__TASK STATEMENT__: Output every entry exactly as written, skipping any pictures.

[BEGIN]

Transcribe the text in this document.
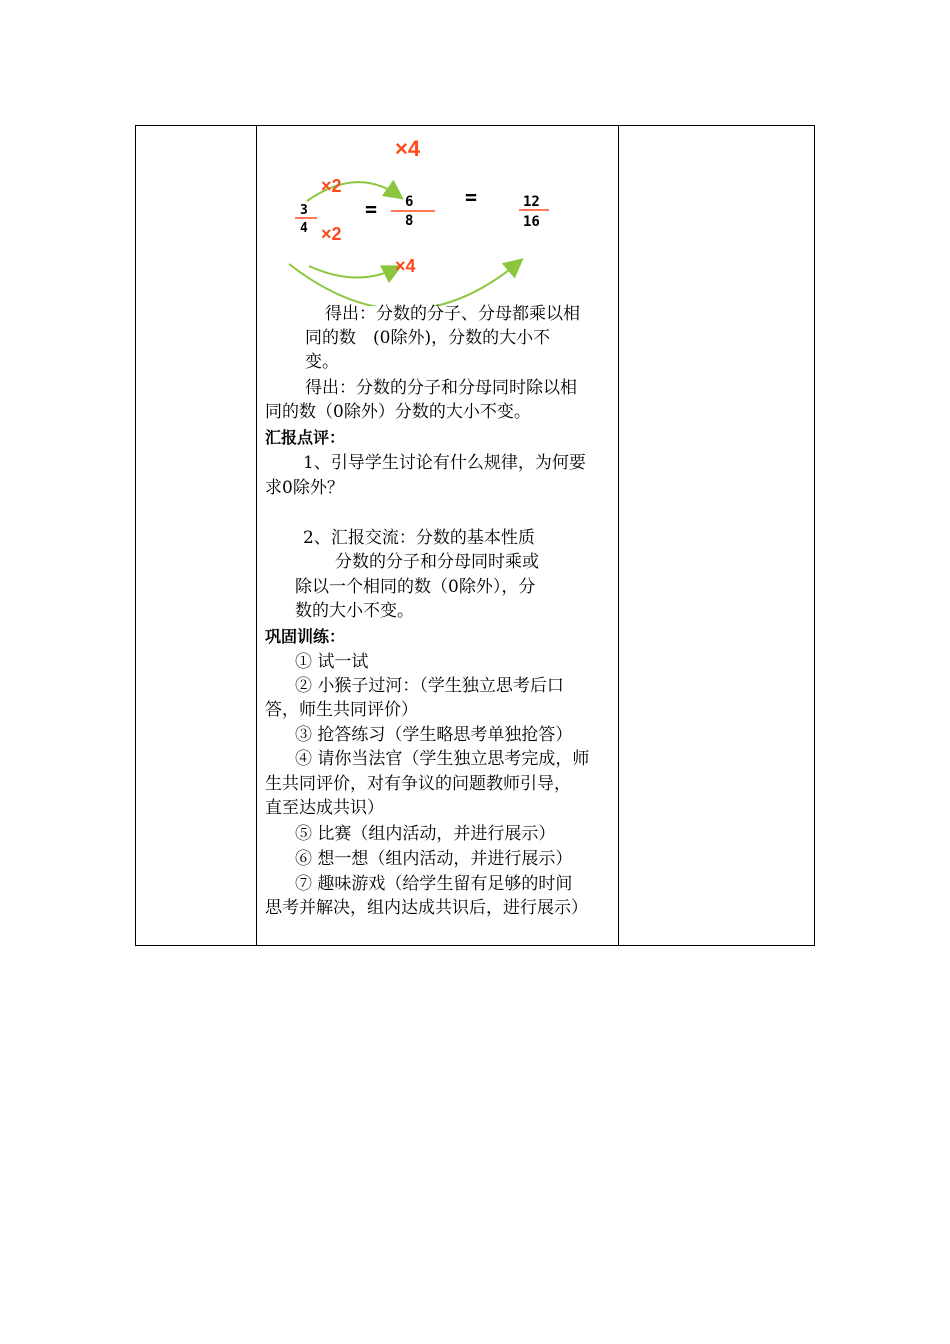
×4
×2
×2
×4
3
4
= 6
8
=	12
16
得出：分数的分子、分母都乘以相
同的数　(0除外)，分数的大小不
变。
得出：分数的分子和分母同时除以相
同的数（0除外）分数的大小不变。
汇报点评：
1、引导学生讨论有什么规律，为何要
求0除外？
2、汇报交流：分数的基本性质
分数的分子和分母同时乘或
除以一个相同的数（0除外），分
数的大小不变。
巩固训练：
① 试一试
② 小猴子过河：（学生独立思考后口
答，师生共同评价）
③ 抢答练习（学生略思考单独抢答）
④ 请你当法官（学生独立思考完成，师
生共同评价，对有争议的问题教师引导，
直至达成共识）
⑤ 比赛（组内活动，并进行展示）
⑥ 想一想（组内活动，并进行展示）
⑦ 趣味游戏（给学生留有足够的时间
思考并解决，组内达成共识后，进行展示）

[END]

__EXERCISE RESULT__:
Transcribe the text in this document.
×4
×2
×2
×4
3
4
= 6
8
=	12
16
得出：分数的分子、分母都乘以相
同的数　(0除外)，分数的大小不
变。
得出：分数的分子和分母同时除以相
同的数（0除外）分数的大小不变。
汇报点评：
1、引导学生讨论有什么规律，为何要
求0除外？
2、汇报交流：分数的基本性质
分数的分子和分母同时乘或
除以一个相同的数（0除外），分
数的大小不变。
巩固训练：
① 试一试
② 小猴子过河：（学生独立思考后口
答，师生共同评价）
③ 抢答练习（学生略思考单独抢答）
④ 请你当法官（学生独立思考完成，师
生共同评价，对有争议的问题教师引导，
直至达成共识）
⑤ 比赛（组内活动，并进行展示）
⑥ 想一想（组内活动，并进行展示）
⑦ 趣味游戏（给学生留有足够的时间
思考并解决，组内达成共识后，进行展示）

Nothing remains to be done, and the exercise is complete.